Directive
From the material below, list every line containing "people".

Data lines
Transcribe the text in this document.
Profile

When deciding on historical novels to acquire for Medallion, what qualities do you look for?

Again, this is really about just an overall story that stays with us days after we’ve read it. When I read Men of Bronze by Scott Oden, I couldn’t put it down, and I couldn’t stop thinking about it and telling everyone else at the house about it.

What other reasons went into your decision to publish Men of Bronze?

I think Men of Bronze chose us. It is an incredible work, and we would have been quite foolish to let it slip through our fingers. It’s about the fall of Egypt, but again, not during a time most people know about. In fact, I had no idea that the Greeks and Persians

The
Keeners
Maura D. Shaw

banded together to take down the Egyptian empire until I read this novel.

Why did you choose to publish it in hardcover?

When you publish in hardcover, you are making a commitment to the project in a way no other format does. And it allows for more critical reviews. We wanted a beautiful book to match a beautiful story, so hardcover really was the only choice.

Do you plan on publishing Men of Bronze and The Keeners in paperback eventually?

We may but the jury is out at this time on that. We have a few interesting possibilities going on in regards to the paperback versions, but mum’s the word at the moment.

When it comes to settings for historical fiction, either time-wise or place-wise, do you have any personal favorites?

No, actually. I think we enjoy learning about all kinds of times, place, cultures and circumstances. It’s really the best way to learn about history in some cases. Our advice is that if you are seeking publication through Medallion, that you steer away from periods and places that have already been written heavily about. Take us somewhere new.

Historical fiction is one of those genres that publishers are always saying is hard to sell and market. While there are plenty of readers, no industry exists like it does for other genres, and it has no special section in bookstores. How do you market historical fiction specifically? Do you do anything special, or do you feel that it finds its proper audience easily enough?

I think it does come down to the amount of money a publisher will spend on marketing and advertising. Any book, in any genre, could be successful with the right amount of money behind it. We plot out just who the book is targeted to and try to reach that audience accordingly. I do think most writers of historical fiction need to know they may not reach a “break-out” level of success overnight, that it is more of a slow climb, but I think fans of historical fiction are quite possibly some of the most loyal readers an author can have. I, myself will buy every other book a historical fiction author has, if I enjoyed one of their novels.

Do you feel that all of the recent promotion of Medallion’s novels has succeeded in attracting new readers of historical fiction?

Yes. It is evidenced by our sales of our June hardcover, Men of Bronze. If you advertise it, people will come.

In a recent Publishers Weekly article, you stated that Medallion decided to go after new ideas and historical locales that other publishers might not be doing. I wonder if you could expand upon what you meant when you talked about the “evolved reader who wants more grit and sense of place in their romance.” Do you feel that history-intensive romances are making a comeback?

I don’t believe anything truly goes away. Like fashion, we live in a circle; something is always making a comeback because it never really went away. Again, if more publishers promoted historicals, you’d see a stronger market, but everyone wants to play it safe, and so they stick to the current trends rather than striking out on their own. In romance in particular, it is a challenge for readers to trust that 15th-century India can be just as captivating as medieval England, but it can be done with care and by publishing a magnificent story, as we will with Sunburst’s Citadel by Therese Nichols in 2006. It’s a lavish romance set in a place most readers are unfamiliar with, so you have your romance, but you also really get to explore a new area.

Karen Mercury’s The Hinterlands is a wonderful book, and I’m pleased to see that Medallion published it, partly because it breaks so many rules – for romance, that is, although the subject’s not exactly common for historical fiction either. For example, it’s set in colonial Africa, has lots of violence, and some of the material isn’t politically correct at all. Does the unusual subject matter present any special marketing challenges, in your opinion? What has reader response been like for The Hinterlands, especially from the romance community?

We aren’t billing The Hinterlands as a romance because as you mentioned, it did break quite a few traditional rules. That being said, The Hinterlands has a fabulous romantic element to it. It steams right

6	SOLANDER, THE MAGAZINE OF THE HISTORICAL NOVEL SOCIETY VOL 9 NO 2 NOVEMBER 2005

Written solution
I think Men of Bronze chose us. It is an incredible work, and we would have been quite foolish to let it slip through our fingers. It’s about the fall of Egypt, but again, not during a time most people know about. In fact, I had no idea that the Greeks and Persians
Yes. It is evidenced by our sales of our June hardcover, Men of Bronze. If you advertise it, people will come.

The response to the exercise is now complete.